* Goal: From the listing below, pull out all lines with "Surface" in them.

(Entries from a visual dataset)
□ □ □ □
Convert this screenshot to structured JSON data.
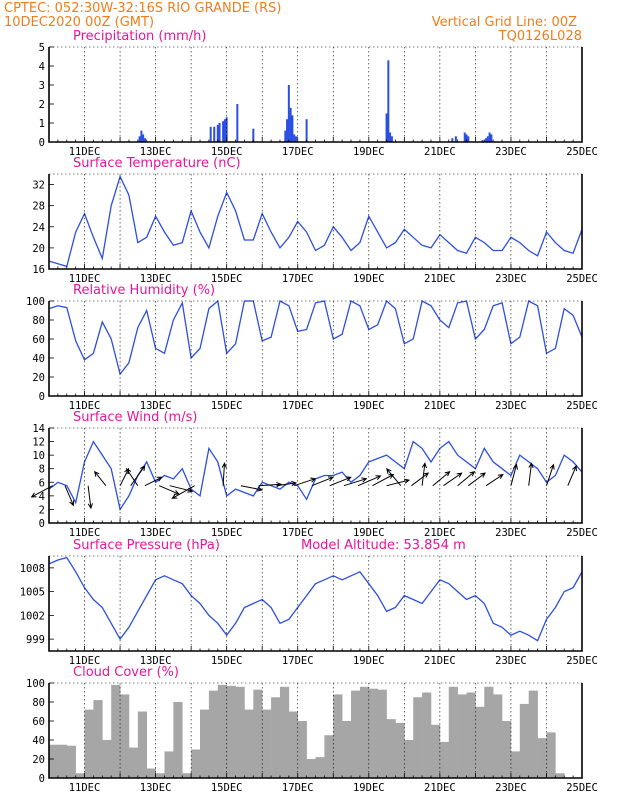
{
  "header": {
    "line1": "CPTEC:   052:30W-32:16S   RIO GRANDE (RS)",
    "line2": "10DEC2020 00Z (GMT)",
    "right1": "Vertical Grid Line: 00Z",
    "right2": "TQ0126L028"
  },
  "x_axis": {
    "start": "10DEC2020 00Z",
    "end": "25DEC2020 00Z",
    "tick_labels": [
      "11DEC",
      "13DEC",
      "15DEC",
      "17DEC",
      "19DEC",
      "21DEC",
      "23DEC",
      "25DEC"
    ],
    "tick_days": [
      1,
      3,
      5,
      7,
      9,
      11,
      13,
      15
    ]
  },
  "colors": {
    "header": "#f07d1a",
    "title": "#e8159b",
    "series": "#2b4fe0",
    "cloud": "#a6a6a6"
  },
  "chart_data": [
    {
      "type": "bar",
      "title": "Precipitation (mm/h)",
      "ylim": [
        0,
        5
      ],
      "y_ticks": [
        0,
        1,
        2,
        3,
        4,
        5
      ],
      "x_unit": "days since 10DEC2020 00Z",
      "points": [
        [
          2.55,
          0.3
        ],
        [
          2.6,
          0.6
        ],
        [
          2.65,
          0.4
        ],
        [
          2.7,
          0.2
        ],
        [
          4.55,
          0.8
        ],
        [
          4.65,
          0.8
        ],
        [
          4.75,
          0.9
        ],
        [
          4.8,
          1.0
        ],
        [
          4.9,
          1.1
        ],
        [
          4.95,
          1.2
        ],
        [
          5.0,
          1.3
        ],
        [
          5.3,
          2.0
        ],
        [
          5.75,
          0.7
        ],
        [
          6.65,
          0.6
        ],
        [
          6.7,
          1.2
        ],
        [
          6.75,
          3.0
        ],
        [
          6.8,
          1.8
        ],
        [
          6.85,
          1.4
        ],
        [
          6.9,
          0.4
        ],
        [
          6.95,
          0.3
        ],
        [
          7.25,
          1.2
        ],
        [
          9.5,
          1.5
        ],
        [
          9.55,
          4.3
        ],
        [
          9.6,
          0.5
        ],
        [
          9.65,
          0.3
        ],
        [
          11.35,
          0.2
        ],
        [
          11.45,
          0.3
        ],
        [
          11.7,
          0.5
        ],
        [
          11.75,
          0.4
        ],
        [
          11.8,
          0.3
        ],
        [
          12.2,
          0.1
        ],
        [
          12.3,
          0.2
        ],
        [
          12.35,
          0.3
        ],
        [
          12.4,
          0.5
        ],
        [
          12.45,
          0.4
        ]
      ]
    },
    {
      "type": "line",
      "title": "Surface Temperature (nC)",
      "ylim": [
        16,
        34
      ],
      "y_ticks": [
        16,
        20,
        24,
        28,
        32
      ],
      "x": [
        0,
        0.25,
        0.5,
        0.75,
        1.0,
        1.25,
        1.5,
        1.75,
        2.0,
        2.25,
        2.5,
        2.75,
        3.0,
        3.25,
        3.5,
        3.75,
        4.0,
        4.25,
        4.5,
        4.75,
        5.0,
        5.25,
        5.5,
        5.75,
        6.0,
        6.25,
        6.5,
        6.75,
        7.0,
        7.25,
        7.5,
        7.75,
        8.0,
        8.25,
        8.5,
        8.75,
        9.0,
        9.25,
        9.5,
        9.75,
        10.0,
        10.25,
        10.5,
        10.75,
        11.0,
        11.25,
        11.5,
        11.75,
        12.0,
        12.25,
        12.5,
        12.75,
        13.0,
        13.25,
        13.5,
        13.75,
        14.0,
        14.25,
        14.5,
        14.75,
        15.0
      ],
      "values": [
        17.5,
        17,
        16.5,
        23,
        26.5,
        22,
        18,
        28,
        33.5,
        30,
        21,
        22,
        26,
        23,
        20.5,
        21,
        27,
        23,
        20,
        26,
        30.5,
        27,
        21.5,
        21.5,
        26.5,
        23,
        20,
        22,
        25,
        23,
        19.5,
        20.5,
        24,
        22,
        19.5,
        21,
        26,
        23,
        20,
        21,
        23.5,
        22,
        20.5,
        20,
        22.5,
        21,
        19.5,
        19,
        22,
        21,
        19.5,
        19.5,
        22,
        21,
        19.5,
        18.5,
        23,
        21,
        19.5,
        19,
        23.5
      ]
    },
    {
      "type": "line",
      "title": "Relative Humidity (%)",
      "ylim": [
        0,
        100
      ],
      "y_ticks": [
        0,
        20,
        40,
        60,
        80,
        100
      ],
      "x": [
        0,
        0.25,
        0.5,
        0.75,
        1.0,
        1.25,
        1.5,
        1.75,
        2.0,
        2.25,
        2.5,
        2.75,
        3.0,
        3.25,
        3.5,
        3.75,
        4.0,
        4.25,
        4.5,
        4.75,
        5.0,
        5.25,
        5.5,
        5.75,
        6.0,
        6.25,
        6.5,
        6.75,
        7.0,
        7.25,
        7.5,
        7.75,
        8.0,
        8.25,
        8.5,
        8.75,
        9.0,
        9.25,
        9.5,
        9.75,
        10.0,
        10.25,
        10.5,
        10.75,
        11.0,
        11.25,
        11.5,
        11.75,
        12.0,
        12.25,
        12.5,
        12.75,
        13.0,
        13.25,
        13.5,
        13.75,
        14.0,
        14.25,
        14.5,
        14.75,
        15.0
      ],
      "values": [
        92,
        95,
        93,
        58,
        38,
        45,
        78,
        60,
        23,
        35,
        72,
        90,
        50,
        45,
        80,
        98,
        40,
        50,
        92,
        100,
        45,
        55,
        100,
        100,
        58,
        62,
        100,
        95,
        68,
        70,
        98,
        100,
        60,
        65,
        100,
        95,
        70,
        75,
        100,
        92,
        55,
        60,
        100,
        95,
        80,
        72,
        98,
        100,
        60,
        70,
        95,
        98,
        55,
        62,
        100,
        95,
        45,
        50,
        92,
        85,
        62
      ]
    },
    {
      "type": "line",
      "title": "Surface Wind (m/s)",
      "ylim": [
        0,
        14
      ],
      "y_ticks": [
        0,
        2,
        4,
        6,
        8,
        10,
        12,
        14
      ],
      "x": [
        0,
        0.25,
        0.5,
        0.75,
        1.0,
        1.25,
        1.5,
        1.75,
        2.0,
        2.25,
        2.5,
        2.75,
        3.0,
        3.25,
        3.5,
        3.75,
        4.0,
        4.25,
        4.5,
        4.75,
        5.0,
        5.25,
        5.5,
        5.75,
        6.0,
        6.25,
        6.5,
        6.75,
        7.0,
        7.25,
        7.5,
        7.75,
        8.0,
        8.25,
        8.5,
        8.75,
        9.0,
        9.25,
        9.5,
        9.75,
        10.0,
        10.25,
        10.5,
        10.75,
        11.0,
        11.25,
        11.5,
        11.75,
        12.0,
        12.25,
        12.5,
        12.75,
        13.0,
        13.25,
        13.5,
        13.75,
        14.0,
        14.25,
        14.5,
        14.75,
        15.0
      ],
      "values": [
        5,
        6,
        5.5,
        3,
        9,
        12,
        10,
        8,
        2,
        4,
        7,
        9,
        6,
        7,
        6.5,
        8,
        5,
        4,
        11,
        9,
        4,
        5,
        4.5,
        4,
        6,
        5.5,
        5,
        6,
        5.5,
        3.5,
        6.5,
        7,
        7,
        7.5,
        6,
        7,
        9,
        9.5,
        10,
        9,
        8,
        12,
        11,
        9,
        11,
        12,
        10,
        9,
        8,
        11,
        9,
        8,
        7,
        10,
        9,
        8,
        6,
        7,
        10,
        9,
        7.5
      ],
      "wind_arrows": [
        {
          "day": 0.1,
          "u": -1.5,
          "v": -0.8
        },
        {
          "day": 0.45,
          "u": 0.6,
          "v": -1.4
        },
        {
          "day": 1.1,
          "u": 0.2,
          "v": -1.6
        },
        {
          "day": 1.6,
          "u": -0.8,
          "v": 1.0
        },
        {
          "day": 2.0,
          "u": 0.6,
          "v": 1.2
        },
        {
          "day": 2.3,
          "u": 1.0,
          "v": 1.4
        },
        {
          "day": 2.5,
          "u": -0.8,
          "v": 1.2
        },
        {
          "day": 2.7,
          "u": 1.2,
          "v": 0.6
        },
        {
          "day": 3.1,
          "u": 1.4,
          "v": -0.6
        },
        {
          "day": 3.4,
          "u": 1.6,
          "v": -0.4
        },
        {
          "day": 4.1,
          "u": -1.6,
          "v": -0.9
        },
        {
          "day": 4.9,
          "u": 0.1,
          "v": 1.6
        },
        {
          "day": 5.4,
          "u": 1.5,
          "v": -0.3
        },
        {
          "day": 5.9,
          "u": 1.6,
          "v": 0.1
        },
        {
          "day": 6.4,
          "u": 1.4,
          "v": 0.2
        },
        {
          "day": 6.9,
          "u": 1.5,
          "v": 0.5
        },
        {
          "day": 7.4,
          "u": 1.5,
          "v": 0.6
        },
        {
          "day": 7.9,
          "u": 1.5,
          "v": 0.6
        },
        {
          "day": 8.3,
          "u": 1.6,
          "v": 0.5
        },
        {
          "day": 8.7,
          "u": 1.6,
          "v": 0.7
        },
        {
          "day": 9.1,
          "u": 1.5,
          "v": 0.8
        },
        {
          "day": 9.5,
          "u": 1.6,
          "v": 0.4
        },
        {
          "day": 9.9,
          "u": -1.0,
          "v": 1.2
        },
        {
          "day": 10.2,
          "u": 1.2,
          "v": 0.9
        },
        {
          "day": 10.5,
          "u": 0.2,
          "v": 1.6
        },
        {
          "day": 10.8,
          "u": 1.2,
          "v": 1.0
        },
        {
          "day": 11.1,
          "u": 1.3,
          "v": 0.9
        },
        {
          "day": 11.5,
          "u": 1.2,
          "v": 1.0
        },
        {
          "day": 11.8,
          "u": 1.2,
          "v": 0.9
        },
        {
          "day": 12.3,
          "u": 1.2,
          "v": 0.8
        },
        {
          "day": 13.0,
          "u": 0.4,
          "v": 1.5
        },
        {
          "day": 13.5,
          "u": 0.2,
          "v": 1.6
        },
        {
          "day": 14.0,
          "u": 0.5,
          "v": 1.5
        },
        {
          "day": 14.6,
          "u": 0.6,
          "v": 1.4
        }
      ]
    },
    {
      "type": "line",
      "title": "Surface Pressure (hPa)",
      "annotation": "Model Altitude: 53.854  m",
      "ylim": [
        997.5,
        1009.5
      ],
      "y_ticks": [
        999,
        1002,
        1005,
        1008
      ],
      "x": [
        0,
        0.25,
        0.5,
        0.75,
        1.0,
        1.25,
        1.5,
        1.75,
        2.0,
        2.25,
        2.5,
        2.75,
        3.0,
        3.25,
        3.5,
        3.75,
        4.0,
        4.25,
        4.5,
        4.75,
        5.0,
        5.25,
        5.5,
        5.75,
        6.0,
        6.25,
        6.5,
        6.75,
        7.0,
        7.25,
        7.5,
        7.75,
        8.0,
        8.25,
        8.5,
        8.75,
        9.0,
        9.25,
        9.5,
        9.75,
        10.0,
        10.25,
        10.5,
        10.75,
        11.0,
        11.25,
        11.5,
        11.75,
        12.0,
        12.25,
        12.5,
        12.75,
        13.0,
        13.25,
        13.5,
        13.75,
        14.0,
        14.25,
        14.5,
        14.75,
        15.0
      ],
      "values": [
        1008.5,
        1009,
        1009.3,
        1007.5,
        1005.5,
        1004,
        1003,
        1001,
        999,
        1000.5,
        1002.5,
        1004.5,
        1006.5,
        1007,
        1006.5,
        1006,
        1004.5,
        1003.5,
        1002,
        1001,
        999.5,
        1001,
        1003,
        1003.5,
        1004,
        1003,
        1001,
        1001.5,
        1003,
        1004.5,
        1006,
        1006.5,
        1007,
        1006.5,
        1007,
        1007.5,
        1006,
        1004.5,
        1002.5,
        1003,
        1004.5,
        1004,
        1003.5,
        1005,
        1006.5,
        1006,
        1005,
        1004,
        1004.5,
        1003.5,
        1001,
        1000.5,
        999.5,
        1000,
        999.5,
        998.8,
        1001.5,
        1003,
        1005,
        1005.5,
        1007.5
      ]
    },
    {
      "type": "area",
      "title": "Cloud Cover (%)",
      "ylim": [
        0,
        100
      ],
      "y_ticks": [
        0,
        20,
        40,
        60,
        80,
        100
      ],
      "x": [
        0,
        0.25,
        0.5,
        0.75,
        1.0,
        1.25,
        1.5,
        1.75,
        2.0,
        2.25,
        2.5,
        2.75,
        3.0,
        3.25,
        3.5,
        3.75,
        4.0,
        4.25,
        4.5,
        4.75,
        5.0,
        5.25,
        5.5,
        5.75,
        6.0,
        6.25,
        6.5,
        6.75,
        7.0,
        7.25,
        7.5,
        7.75,
        8.0,
        8.25,
        8.5,
        8.75,
        9.0,
        9.25,
        9.5,
        9.75,
        10.0,
        10.25,
        10.5,
        10.75,
        11.0,
        11.25,
        11.5,
        11.75,
        12.0,
        12.25,
        12.5,
        12.75,
        13.0,
        13.25,
        13.5,
        13.75,
        14.0,
        14.25,
        14.5,
        14.75
      ],
      "values": [
        35,
        35,
        34,
        5,
        72,
        82,
        40,
        98,
        88,
        32,
        70,
        10,
        5,
        28,
        80,
        5,
        30,
        72,
        92,
        98,
        97,
        96,
        72,
        93,
        72,
        85,
        96,
        70,
        60,
        20,
        22,
        45,
        88,
        60,
        92,
        96,
        94,
        93,
        62,
        58,
        40,
        85,
        90,
        56,
        38,
        96,
        88,
        90,
        75,
        96,
        88,
        60,
        28,
        78,
        92,
        42,
        48,
        5,
        0,
        0
      ]
    }
  ]
}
□ □ □ □
* Output of the exercise:
      "title": "Surface Temperature (nC)",
      "title": "Surface Wind (m/s)",
      "title": "Surface Pressure (hPa)",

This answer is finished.